## Data supplied
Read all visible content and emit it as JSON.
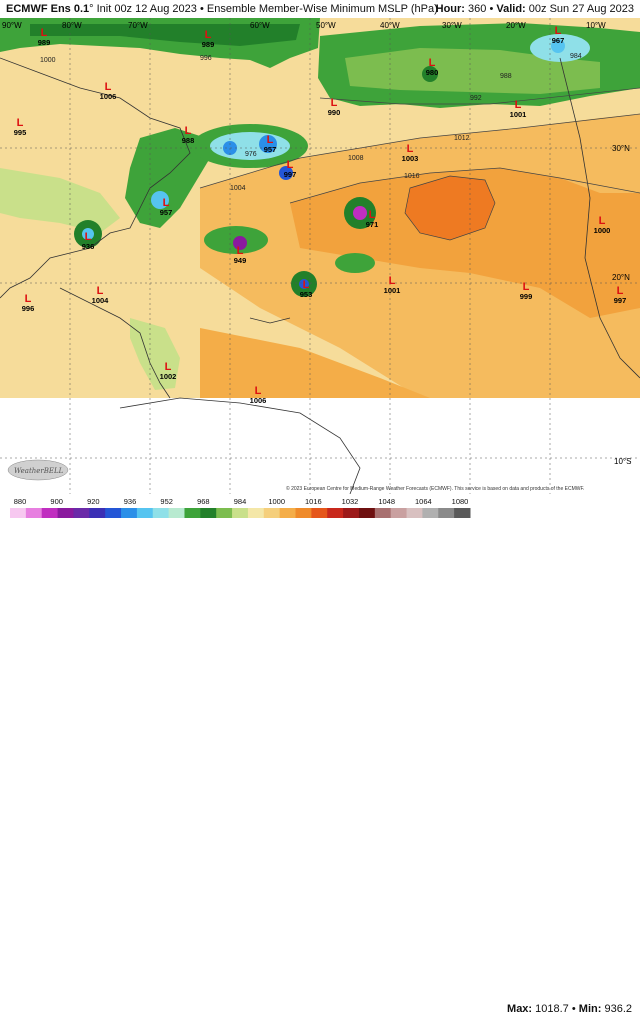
{
  "header": {
    "model": "ECMWF Ens 0.1",
    "degree": "°",
    "init": "Init 00z 12 Aug 2023",
    "bullet": "•",
    "product": "Ensemble Member-Wise Minimum MSLP (hPa)",
    "hour_label": "Hour:",
    "hour_value": "360",
    "valid_label": "Valid:",
    "valid_value": "00z Sun 27 Aug 2023"
  },
  "map": {
    "lon_labels": [
      "90°W",
      "80°W",
      "70°W",
      "60°W",
      "50°W",
      "40°W",
      "30°W",
      "20°W",
      "10°W"
    ],
    "lat_labels": [
      "30°N",
      "20°N",
      "10°S",
      "20°N",
      "10°S"
    ],
    "lat_right": [
      "30°N",
      "20°N",
      "10°S"
    ],
    "lows": [
      {
        "letter": "L",
        "value": "989"
      },
      {
        "letter": "L",
        "value": "989"
      },
      {
        "letter": "L",
        "value": "980"
      },
      {
        "letter": "L",
        "value": "967"
      },
      {
        "letter": "L",
        "value": "1006"
      },
      {
        "letter": "L",
        "value": "995"
      },
      {
        "letter": "L",
        "value": "988"
      },
      {
        "letter": "L",
        "value": "957"
      },
      {
        "letter": "L",
        "value": "997"
      },
      {
        "letter": "L",
        "value": "990"
      },
      {
        "letter": "L",
        "value": "1001"
      },
      {
        "letter": "L",
        "value": "1003"
      },
      {
        "letter": "L",
        "value": "957"
      },
      {
        "letter": "L",
        "value": "936"
      },
      {
        "letter": "L",
        "value": "971"
      },
      {
        "letter": "L",
        "value": "949"
      },
      {
        "letter": "L",
        "value": "1000"
      },
      {
        "letter": "L",
        "value": "953"
      },
      {
        "letter": "L",
        "value": "1001"
      },
      {
        "letter": "L",
        "value": "999"
      },
      {
        "letter": "L",
        "value": "997"
      },
      {
        "letter": "L",
        "value": "996"
      },
      {
        "letter": "L",
        "value": "1004"
      },
      {
        "letter": "L",
        "value": "1002"
      },
      {
        "letter": "L",
        "value": "1006"
      }
    ],
    "isobar_labels": [
      "1000",
      "1004",
      "1008",
      "1012",
      "1016",
      "996",
      "992",
      "988",
      "984",
      "976"
    ],
    "copyright": "© 2023 European Centre for Medium-Range Weather Forecasts (ECMWF). This service is based on data and products of the ECMWF.",
    "logo_text": "WeatherBELL"
  },
  "colorbar": {
    "ticks": [
      "880",
      "900",
      "920",
      "936",
      "952",
      "968",
      "984",
      "1000",
      "1016",
      "1032",
      "1048",
      "1064",
      "1080"
    ],
    "colors": [
      "#f7c8f0",
      "#e77fe0",
      "#c02ec0",
      "#8a1a9e",
      "#6b2aa8",
      "#3b2fb5",
      "#2456d6",
      "#2b8fe8",
      "#56c4f0",
      "#8fe0e8",
      "#b8ead0",
      "#3ea33a",
      "#22802a",
      "#7cbd4f",
      "#c9e08a",
      "#f4e7a8",
      "#f5cf7c",
      "#f4ad48",
      "#ef8a2a",
      "#e5561a",
      "#c8281c",
      "#9c1a1a",
      "#6e1010",
      "#a87070",
      "#c9a0a0",
      "#d8c0c0",
      "#b0b0b0",
      "#8a8a8a",
      "#5a5a5a"
    ]
  },
  "stats": {
    "max_label": "Max:",
    "max_value": "1018.7",
    "min_label": "Min:",
    "min_value": "936.2",
    "bullet": "•"
  }
}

## Exercise brief
Go through the listing above and quote it exactly, apart from its images.

## Solution
Read all visible content and emit it as JSON.
{
  "header": {
    "model": "ECMWF Ens 0.1",
    "degree": "°",
    "init": "Init 00z 12 Aug 2023",
    "bullet": "•",
    "product": "Ensemble Member-Wise Minimum MSLP (hPa)",
    "hour_label": "Hour:",
    "hour_value": "360",
    "valid_label": "Valid:",
    "valid_value": "00z Sun 27 Aug 2023"
  },
  "map": {
    "lon_labels": [
      "90°W",
      "80°W",
      "70°W",
      "60°W",
      "50°W",
      "40°W",
      "30°W",
      "20°W",
      "10°W"
    ],
    "lat_labels": [
      "30°N",
      "20°N",
      "10°S",
      "20°N",
      "10°S"
    ],
    "lat_right": [
      "30°N",
      "20°N",
      "10°S"
    ],
    "lows": [
      {
        "letter": "L",
        "value": "989"
      },
      {
        "letter": "L",
        "value": "989"
      },
      {
        "letter": "L",
        "value": "980"
      },
      {
        "letter": "L",
        "value": "967"
      },
      {
        "letter": "L",
        "value": "1006"
      },
      {
        "letter": "L",
        "value": "995"
      },
      {
        "letter": "L",
        "value": "988"
      },
      {
        "letter": "L",
        "value": "957"
      },
      {
        "letter": "L",
        "value": "997"
      },
      {
        "letter": "L",
        "value": "990"
      },
      {
        "letter": "L",
        "value": "1001"
      },
      {
        "letter": "L",
        "value": "1003"
      },
      {
        "letter": "L",
        "value": "957"
      },
      {
        "letter": "L",
        "value": "936"
      },
      {
        "letter": "L",
        "value": "971"
      },
      {
        "letter": "L",
        "value": "949"
      },
      {
        "letter": "L",
        "value": "1000"
      },
      {
        "letter": "L",
        "value": "953"
      },
      {
        "letter": "L",
        "value": "1001"
      },
      {
        "letter": "L",
        "value": "999"
      },
      {
        "letter": "L",
        "value": "997"
      },
      {
        "letter": "L",
        "value": "996"
      },
      {
        "letter": "L",
        "value": "1004"
      },
      {
        "letter": "L",
        "value": "1002"
      },
      {
        "letter": "L",
        "value": "1006"
      }
    ],
    "isobar_labels": [
      "1000",
      "1004",
      "1008",
      "1012",
      "1016",
      "996",
      "992",
      "988",
      "984",
      "976"
    ],
    "copyright": "© 2023 European Centre for Medium-Range Weather Forecasts (ECMWF). This service is based on data and products of the ECMWF.",
    "logo_text": "WeatherBELL"
  },
  "colorbar": {
    "ticks": [
      "880",
      "900",
      "920",
      "936",
      "952",
      "968",
      "984",
      "1000",
      "1016",
      "1032",
      "1048",
      "1064",
      "1080"
    ],
    "colors": [
      "#f7c8f0",
      "#e77fe0",
      "#c02ec0",
      "#8a1a9e",
      "#6b2aa8",
      "#3b2fb5",
      "#2456d6",
      "#2b8fe8",
      "#56c4f0",
      "#8fe0e8",
      "#b8ead0",
      "#3ea33a",
      "#22802a",
      "#7cbd4f",
      "#c9e08a",
      "#f4e7a8",
      "#f5cf7c",
      "#f4ad48",
      "#ef8a2a",
      "#e5561a",
      "#c8281c",
      "#9c1a1a",
      "#6e1010",
      "#a87070",
      "#c9a0a0",
      "#d8c0c0",
      "#b0b0b0",
      "#8a8a8a",
      "#5a5a5a"
    ]
  },
  "stats": {
    "max_label": "Max:",
    "max_value": "1018.7",
    "min_label": "Min:",
    "min_value": "936.2",
    "bullet": "•"
  }
}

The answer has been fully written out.